## Exercise goal
Each entry must be given again exactly; images do not belong in the copy.
-- begin Exercise inputs --
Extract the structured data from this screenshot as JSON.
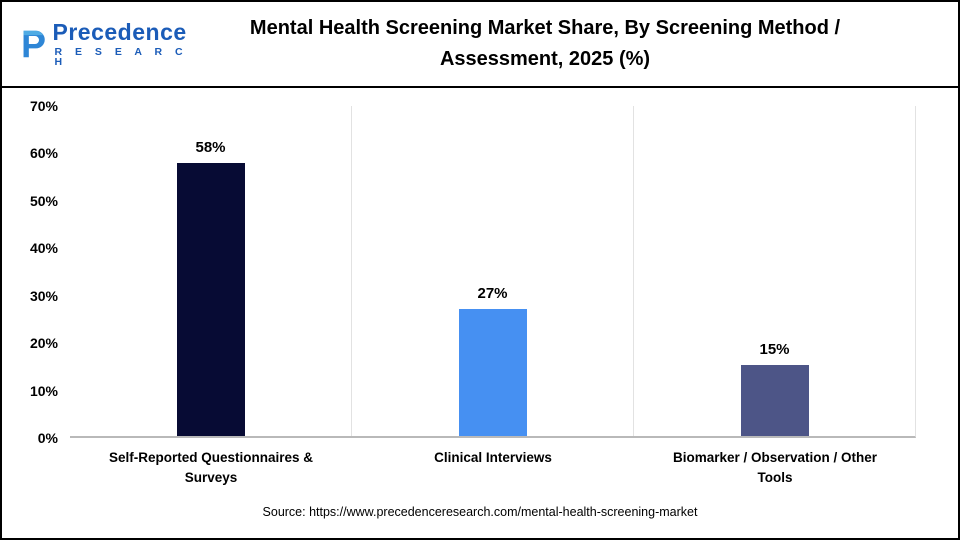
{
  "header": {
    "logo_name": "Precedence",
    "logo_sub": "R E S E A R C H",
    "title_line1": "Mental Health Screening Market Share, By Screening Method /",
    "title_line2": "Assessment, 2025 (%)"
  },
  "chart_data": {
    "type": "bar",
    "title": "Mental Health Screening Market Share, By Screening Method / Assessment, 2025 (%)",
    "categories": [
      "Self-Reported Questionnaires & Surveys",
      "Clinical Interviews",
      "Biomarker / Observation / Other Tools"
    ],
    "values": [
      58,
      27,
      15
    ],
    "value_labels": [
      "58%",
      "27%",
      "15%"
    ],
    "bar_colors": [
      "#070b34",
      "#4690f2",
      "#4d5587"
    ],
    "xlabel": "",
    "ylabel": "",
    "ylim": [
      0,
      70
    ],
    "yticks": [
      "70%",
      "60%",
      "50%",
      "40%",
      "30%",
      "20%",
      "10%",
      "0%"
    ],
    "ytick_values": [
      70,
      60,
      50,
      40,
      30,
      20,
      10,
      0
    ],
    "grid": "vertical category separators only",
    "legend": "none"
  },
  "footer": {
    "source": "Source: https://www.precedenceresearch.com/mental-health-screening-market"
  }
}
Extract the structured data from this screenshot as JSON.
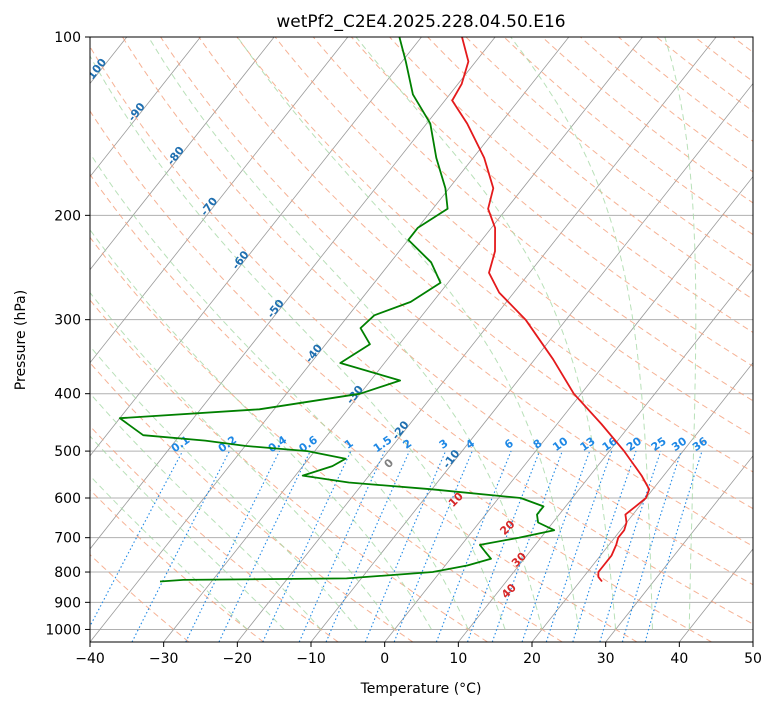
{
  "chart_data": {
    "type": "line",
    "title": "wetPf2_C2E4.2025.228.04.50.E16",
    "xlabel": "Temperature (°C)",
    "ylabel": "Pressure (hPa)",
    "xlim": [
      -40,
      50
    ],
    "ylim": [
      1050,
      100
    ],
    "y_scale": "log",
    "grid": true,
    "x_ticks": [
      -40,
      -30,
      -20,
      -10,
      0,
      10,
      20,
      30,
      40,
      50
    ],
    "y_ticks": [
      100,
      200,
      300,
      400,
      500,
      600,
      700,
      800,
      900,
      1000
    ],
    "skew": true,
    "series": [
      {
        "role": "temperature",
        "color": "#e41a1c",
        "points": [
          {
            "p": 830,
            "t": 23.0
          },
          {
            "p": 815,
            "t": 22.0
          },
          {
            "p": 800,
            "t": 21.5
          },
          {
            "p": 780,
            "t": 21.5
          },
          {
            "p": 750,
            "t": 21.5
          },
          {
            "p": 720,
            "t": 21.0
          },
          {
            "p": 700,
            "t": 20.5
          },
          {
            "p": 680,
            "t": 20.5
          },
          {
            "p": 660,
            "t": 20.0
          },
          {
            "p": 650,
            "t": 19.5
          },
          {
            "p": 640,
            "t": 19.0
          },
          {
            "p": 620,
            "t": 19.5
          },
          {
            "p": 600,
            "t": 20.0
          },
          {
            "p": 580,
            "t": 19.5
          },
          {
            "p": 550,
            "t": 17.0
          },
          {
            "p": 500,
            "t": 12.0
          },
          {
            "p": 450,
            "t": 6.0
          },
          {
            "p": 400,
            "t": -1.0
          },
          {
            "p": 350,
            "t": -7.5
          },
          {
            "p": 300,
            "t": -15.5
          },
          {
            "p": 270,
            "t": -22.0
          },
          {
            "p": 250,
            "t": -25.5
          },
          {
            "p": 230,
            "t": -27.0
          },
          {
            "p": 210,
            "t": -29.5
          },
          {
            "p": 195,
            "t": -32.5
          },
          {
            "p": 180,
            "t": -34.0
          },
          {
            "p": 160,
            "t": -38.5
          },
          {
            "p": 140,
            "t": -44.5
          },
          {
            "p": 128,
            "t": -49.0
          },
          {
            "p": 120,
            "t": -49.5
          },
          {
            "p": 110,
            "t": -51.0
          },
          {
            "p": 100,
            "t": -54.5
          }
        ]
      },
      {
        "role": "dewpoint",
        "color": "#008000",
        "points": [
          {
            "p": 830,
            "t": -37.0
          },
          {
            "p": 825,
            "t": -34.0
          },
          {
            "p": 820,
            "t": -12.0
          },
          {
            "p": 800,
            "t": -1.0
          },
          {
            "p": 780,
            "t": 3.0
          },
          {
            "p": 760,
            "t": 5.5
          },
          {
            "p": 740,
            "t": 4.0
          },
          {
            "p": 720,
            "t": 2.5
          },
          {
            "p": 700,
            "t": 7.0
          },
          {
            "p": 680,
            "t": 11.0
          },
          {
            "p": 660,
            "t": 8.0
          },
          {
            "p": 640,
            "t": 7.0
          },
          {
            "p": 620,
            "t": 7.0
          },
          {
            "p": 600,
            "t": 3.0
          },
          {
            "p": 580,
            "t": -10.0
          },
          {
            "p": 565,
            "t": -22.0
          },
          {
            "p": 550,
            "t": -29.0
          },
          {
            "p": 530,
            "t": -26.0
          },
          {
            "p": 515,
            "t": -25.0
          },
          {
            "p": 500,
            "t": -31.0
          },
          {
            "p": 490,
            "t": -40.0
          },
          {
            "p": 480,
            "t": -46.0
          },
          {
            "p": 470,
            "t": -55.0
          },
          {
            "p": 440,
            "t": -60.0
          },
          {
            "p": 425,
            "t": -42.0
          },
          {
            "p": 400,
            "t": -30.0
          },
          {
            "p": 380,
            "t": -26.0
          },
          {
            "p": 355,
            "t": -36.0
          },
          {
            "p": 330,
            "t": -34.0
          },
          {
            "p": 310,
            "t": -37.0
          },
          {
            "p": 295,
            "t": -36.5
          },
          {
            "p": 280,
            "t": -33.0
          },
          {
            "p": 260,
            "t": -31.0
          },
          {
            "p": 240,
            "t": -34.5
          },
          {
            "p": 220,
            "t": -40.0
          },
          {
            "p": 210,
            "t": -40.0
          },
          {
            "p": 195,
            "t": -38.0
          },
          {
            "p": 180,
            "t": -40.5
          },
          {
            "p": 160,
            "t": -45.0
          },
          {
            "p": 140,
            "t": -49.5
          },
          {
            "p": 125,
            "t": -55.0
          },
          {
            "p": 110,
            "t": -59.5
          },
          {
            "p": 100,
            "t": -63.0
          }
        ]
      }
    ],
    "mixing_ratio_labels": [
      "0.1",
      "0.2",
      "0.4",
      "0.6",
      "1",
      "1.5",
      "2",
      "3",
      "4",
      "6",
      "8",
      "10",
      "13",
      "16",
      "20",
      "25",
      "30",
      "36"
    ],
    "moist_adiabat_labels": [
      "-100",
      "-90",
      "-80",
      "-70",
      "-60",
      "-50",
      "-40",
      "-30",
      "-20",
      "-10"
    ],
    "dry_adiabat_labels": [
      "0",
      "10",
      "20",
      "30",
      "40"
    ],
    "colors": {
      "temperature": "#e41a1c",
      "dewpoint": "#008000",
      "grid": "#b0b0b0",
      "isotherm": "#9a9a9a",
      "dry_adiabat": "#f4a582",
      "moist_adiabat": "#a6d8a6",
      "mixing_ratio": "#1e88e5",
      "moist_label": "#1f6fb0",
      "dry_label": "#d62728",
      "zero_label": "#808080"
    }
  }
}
-- end Exercise inputs --
## Task answer
Extract the structured data from this screenshot as JSON.
{
  "header": {
    "logo_name": "Precedence",
    "logo_sub": "R E S E A R C H",
    "title_line1": "Mental Health Screening Market Share, By Screening Method /",
    "title_line2": "Assessment, 2025 (%)"
  },
  "chart_data": {
    "type": "bar",
    "title": "Mental Health Screening Market Share, By Screening Method / Assessment, 2025 (%)",
    "categories": [
      "Self-Reported Questionnaires & Surveys",
      "Clinical Interviews",
      "Biomarker / Observation / Other Tools"
    ],
    "values": [
      58,
      27,
      15
    ],
    "value_labels": [
      "58%",
      "27%",
      "15%"
    ],
    "bar_colors": [
      "#070b34",
      "#4690f2",
      "#4d5587"
    ],
    "xlabel": "",
    "ylabel": "",
    "ylim": [
      0,
      70
    ],
    "yticks": [
      "70%",
      "60%",
      "50%",
      "40%",
      "30%",
      "20%",
      "10%",
      "0%"
    ],
    "ytick_values": [
      70,
      60,
      50,
      40,
      30,
      20,
      10,
      0
    ],
    "grid": "vertical category separators only",
    "legend": "none"
  },
  "footer": {
    "source": "Source: https://www.precedenceresearch.com/mental-health-screening-market"
  }
}
Extract the structured data from this screenshot as JSON.
{
  "chart_data": {
    "type": "line",
    "title": "wetPf2_C2E4.2025.228.04.50.E16",
    "xlabel": "Temperature (°C)",
    "ylabel": "Pressure (hPa)",
    "xlim": [
      -40,
      50
    ],
    "ylim": [
      1050,
      100
    ],
    "y_scale": "log",
    "grid": true,
    "x_ticks": [
      -40,
      -30,
      -20,
      -10,
      0,
      10,
      20,
      30,
      40,
      50
    ],
    "y_ticks": [
      100,
      200,
      300,
      400,
      500,
      600,
      700,
      800,
      900,
      1000
    ],
    "skew": true,
    "series": [
      {
        "role": "temperature",
        "color": "#e41a1c",
        "points": [
          {
            "p": 830,
            "t": 23.0
          },
          {
            "p": 815,
            "t": 22.0
          },
          {
            "p": 800,
            "t": 21.5
          },
          {
            "p": 780,
            "t": 21.5
          },
          {
            "p": 750,
            "t": 21.5
          },
          {
            "p": 720,
            "t": 21.0
          },
          {
            "p": 700,
            "t": 20.5
          },
          {
            "p": 680,
            "t": 20.5
          },
          {
            "p": 660,
            "t": 20.0
          },
          {
            "p": 650,
            "t": 19.5
          },
          {
            "p": 640,
            "t": 19.0
          },
          {
            "p": 620,
            "t": 19.5
          },
          {
            "p": 600,
            "t": 20.0
          },
          {
            "p": 580,
            "t": 19.5
          },
          {
            "p": 550,
            "t": 17.0
          },
          {
            "p": 500,
            "t": 12.0
          },
          {
            "p": 450,
            "t": 6.0
          },
          {
            "p": 400,
            "t": -1.0
          },
          {
            "p": 350,
            "t": -7.5
          },
          {
            "p": 300,
            "t": -15.5
          },
          {
            "p": 270,
            "t": -22.0
          },
          {
            "p": 250,
            "t": -25.5
          },
          {
            "p": 230,
            "t": -27.0
          },
          {
            "p": 210,
            "t": -29.5
          },
          {
            "p": 195,
            "t": -32.5
          },
          {
            "p": 180,
            "t": -34.0
          },
          {
            "p": 160,
            "t": -38.5
          },
          {
            "p": 140,
            "t": -44.5
          },
          {
            "p": 128,
            "t": -49.0
          },
          {
            "p": 120,
            "t": -49.5
          },
          {
            "p": 110,
            "t": -51.0
          },
          {
            "p": 100,
            "t": -54.5
          }
        ]
      },
      {
        "role": "dewpoint",
        "color": "#008000",
        "points": [
          {
            "p": 830,
            "t": -37.0
          },
          {
            "p": 825,
            "t": -34.0
          },
          {
            "p": 820,
            "t": -12.0
          },
          {
            "p": 800,
            "t": -1.0
          },
          {
            "p": 780,
            "t": 3.0
          },
          {
            "p": 760,
            "t": 5.5
          },
          {
            "p": 740,
            "t": 4.0
          },
          {
            "p": 720,
            "t": 2.5
          },
          {
            "p": 700,
            "t": 7.0
          },
          {
            "p": 680,
            "t": 11.0
          },
          {
            "p": 660,
            "t": 8.0
          },
          {
            "p": 640,
            "t": 7.0
          },
          {
            "p": 620,
            "t": 7.0
          },
          {
            "p": 600,
            "t": 3.0
          },
          {
            "p": 580,
            "t": -10.0
          },
          {
            "p": 565,
            "t": -22.0
          },
          {
            "p": 550,
            "t": -29.0
          },
          {
            "p": 530,
            "t": -26.0
          },
          {
            "p": 515,
            "t": -25.0
          },
          {
            "p": 500,
            "t": -31.0
          },
          {
            "p": 490,
            "t": -40.0
          },
          {
            "p": 480,
            "t": -46.0
          },
          {
            "p": 470,
            "t": -55.0
          },
          {
            "p": 440,
            "t": -60.0
          },
          {
            "p": 425,
            "t": -42.0
          },
          {
            "p": 400,
            "t": -30.0
          },
          {
            "p": 380,
            "t": -26.0
          },
          {
            "p": 355,
            "t": -36.0
          },
          {
            "p": 330,
            "t": -34.0
          },
          {
            "p": 310,
            "t": -37.0
          },
          {
            "p": 295,
            "t": -36.5
          },
          {
            "p": 280,
            "t": -33.0
          },
          {
            "p": 260,
            "t": -31.0
          },
          {
            "p": 240,
            "t": -34.5
          },
          {
            "p": 220,
            "t": -40.0
          },
          {
            "p": 210,
            "t": -40.0
          },
          {
            "p": 195,
            "t": -38.0
          },
          {
            "p": 180,
            "t": -40.5
          },
          {
            "p": 160,
            "t": -45.0
          },
          {
            "p": 140,
            "t": -49.5
          },
          {
            "p": 125,
            "t": -55.0
          },
          {
            "p": 110,
            "t": -59.5
          },
          {
            "p": 100,
            "t": -63.0
          }
        ]
      }
    ],
    "mixing_ratio_labels": [
      "0.1",
      "0.2",
      "0.4",
      "0.6",
      "1",
      "1.5",
      "2",
      "3",
      "4",
      "6",
      "8",
      "10",
      "13",
      "16",
      "20",
      "25",
      "30",
      "36"
    ],
    "moist_adiabat_labels": [
      "-100",
      "-90",
      "-80",
      "-70",
      "-60",
      "-50",
      "-40",
      "-30",
      "-20",
      "-10"
    ],
    "dry_adiabat_labels": [
      "0",
      "10",
      "20",
      "30",
      "40"
    ],
    "colors": {
      "temperature": "#e41a1c",
      "dewpoint": "#008000",
      "grid": "#b0b0b0",
      "isotherm": "#9a9a9a",
      "dry_adiabat": "#f4a582",
      "moist_adiabat": "#a6d8a6",
      "mixing_ratio": "#1e88e5",
      "moist_label": "#1f6fb0",
      "dry_label": "#d62728",
      "zero_label": "#808080"
    }
  }
}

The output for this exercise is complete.